What this task involves: Give every line below again, exactly.

Dataset:
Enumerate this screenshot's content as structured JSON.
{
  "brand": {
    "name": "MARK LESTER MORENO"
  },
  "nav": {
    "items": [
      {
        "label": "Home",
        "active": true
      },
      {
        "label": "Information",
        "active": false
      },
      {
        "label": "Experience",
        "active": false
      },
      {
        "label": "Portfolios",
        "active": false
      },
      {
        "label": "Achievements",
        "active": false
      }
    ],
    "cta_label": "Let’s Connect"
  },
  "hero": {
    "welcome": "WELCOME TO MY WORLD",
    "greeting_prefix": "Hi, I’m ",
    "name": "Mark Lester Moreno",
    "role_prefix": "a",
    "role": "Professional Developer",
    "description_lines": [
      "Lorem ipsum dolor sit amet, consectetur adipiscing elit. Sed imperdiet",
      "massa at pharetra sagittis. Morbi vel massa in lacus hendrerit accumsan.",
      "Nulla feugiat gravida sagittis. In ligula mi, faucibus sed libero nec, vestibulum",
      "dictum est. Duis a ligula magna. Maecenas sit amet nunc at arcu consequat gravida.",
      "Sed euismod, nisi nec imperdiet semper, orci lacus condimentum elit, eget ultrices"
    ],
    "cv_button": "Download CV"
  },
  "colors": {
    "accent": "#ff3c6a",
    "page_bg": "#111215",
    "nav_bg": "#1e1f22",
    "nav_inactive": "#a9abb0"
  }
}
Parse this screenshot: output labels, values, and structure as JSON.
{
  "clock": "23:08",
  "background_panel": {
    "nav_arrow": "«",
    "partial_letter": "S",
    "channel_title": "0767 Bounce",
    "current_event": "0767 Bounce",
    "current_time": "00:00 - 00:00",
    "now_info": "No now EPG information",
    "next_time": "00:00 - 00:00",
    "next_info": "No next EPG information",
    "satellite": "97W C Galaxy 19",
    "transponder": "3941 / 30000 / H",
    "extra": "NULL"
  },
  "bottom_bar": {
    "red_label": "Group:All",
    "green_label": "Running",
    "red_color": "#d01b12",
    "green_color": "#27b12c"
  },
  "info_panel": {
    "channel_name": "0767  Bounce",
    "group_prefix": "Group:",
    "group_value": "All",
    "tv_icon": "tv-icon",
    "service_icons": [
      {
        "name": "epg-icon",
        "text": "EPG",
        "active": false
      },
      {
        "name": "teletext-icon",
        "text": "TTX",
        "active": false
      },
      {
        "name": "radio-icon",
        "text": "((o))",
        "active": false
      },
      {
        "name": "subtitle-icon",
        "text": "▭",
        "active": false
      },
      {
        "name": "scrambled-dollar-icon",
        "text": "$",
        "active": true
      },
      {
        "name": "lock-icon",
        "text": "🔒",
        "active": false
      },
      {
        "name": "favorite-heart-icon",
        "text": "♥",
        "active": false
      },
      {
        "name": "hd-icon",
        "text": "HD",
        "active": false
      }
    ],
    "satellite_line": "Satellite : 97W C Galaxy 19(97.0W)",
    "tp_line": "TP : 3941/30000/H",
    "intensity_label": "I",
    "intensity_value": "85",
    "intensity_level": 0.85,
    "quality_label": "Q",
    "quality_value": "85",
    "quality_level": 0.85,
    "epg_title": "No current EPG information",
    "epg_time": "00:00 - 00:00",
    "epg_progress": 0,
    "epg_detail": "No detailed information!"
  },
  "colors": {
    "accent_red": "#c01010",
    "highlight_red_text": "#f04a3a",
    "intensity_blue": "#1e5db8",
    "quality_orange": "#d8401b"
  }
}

Response:
Enumerate this screenshot's content as structured JSON.
{
  "brand": {
    "name": "MARK LESTER MORENO"
  },
  "nav": {
    "items": [
      {
        "label": "Home",
        "active": true
      },
      {
        "label": "Information",
        "active": false
      },
      {
        "label": "Experience",
        "active": false
      },
      {
        "label": "Portfolios",
        "active": false
      },
      {
        "label": "Achievements",
        "active": false
      }
    ],
    "cta_label": "Let’s Connect"
  },
  "hero": {
    "welcome": "WELCOME TO MY WORLD",
    "greeting_prefix": "Hi, I’m ",
    "name": "Mark Lester Moreno",
    "role_prefix": "a",
    "role": "Professional Developer",
    "description_lines": [
      "Lorem ipsum dolor sit amet, consectetur adipiscing elit. Sed imperdiet",
      "massa at pharetra sagittis. Morbi vel massa in lacus hendrerit accumsan.",
      "Nulla feugiat gravida sagittis. In ligula mi, faucibus sed libero nec, vestibulum",
      "dictum est. Duis a ligula magna. Maecenas sit amet nunc at arcu consequat gravida.",
      "Sed euismod, nisi nec imperdiet semper, orci lacus condimentum elit, eget ultrices"
    ],
    "cv_button": "Download CV"
  },
  "colors": {
    "accent": "#ff3c6a",
    "page_bg": "#111215",
    "nav_bg": "#1e1f22",
    "nav_inactive": "#a9abb0"
  }
}
Parse this screenshot: output labels, values, and structure as JSON.
{
  "clock": "23:08",
  "background_panel": {
    "nav_arrow": "«",
    "partial_letter": "S",
    "channel_title": "0767 Bounce",
    "current_event": "0767 Bounce",
    "current_time": "00:00 - 00:00",
    "now_info": "No now EPG information",
    "next_time": "00:00 - 00:00",
    "next_info": "No next EPG information",
    "satellite": "97W C Galaxy 19",
    "transponder": "3941 / 30000 / H",
    "extra": "NULL"
  },
  "bottom_bar": {
    "red_label": "Group:All",
    "green_label": "Running",
    "red_color": "#d01b12",
    "green_color": "#27b12c"
  },
  "info_panel": {
    "channel_name": "0767  Bounce",
    "group_prefix": "Group:",
    "group_value": "All",
    "tv_icon": "tv-icon",
    "service_icons": [
      {
        "name": "epg-icon",
        "text": "EPG",
        "active": false
      },
      {
        "name": "teletext-icon",
        "text": "TTX",
        "active": false
      },
      {
        "name": "radio-icon",
        "text": "((o))",
        "active": false
      },
      {
        "name": "subtitle-icon",
        "text": "▭",
        "active": false
      },
      {
        "name": "scrambled-dollar-icon",
        "text": "$",
        "active": true
      },
      {
        "name": "lock-icon",
        "text": "🔒",
        "active": false
      },
      {
        "name": "favorite-heart-icon",
        "text": "♥",
        "active": false
      },
      {
        "name": "hd-icon",
        "text": "HD",
        "active": false
      }
    ],
    "satellite_line": "Satellite : 97W C Galaxy 19(97.0W)",
    "tp_line": "TP : 3941/30000/H",
    "intensity_label": "I",
    "intensity_value": "85",
    "intensity_level": 0.85,
    "quality_label": "Q",
    "quality_value": "85",
    "quality_level": 0.85,
    "epg_title": "No current EPG information",
    "epg_time": "00:00 - 00:00",
    "epg_progress": 0,
    "epg_detail": "No detailed information!"
  },
  "colors": {
    "accent_red": "#c01010",
    "highlight_red_text": "#f04a3a",
    "intensity_blue": "#1e5db8",
    "quality_orange": "#d8401b"
  }
}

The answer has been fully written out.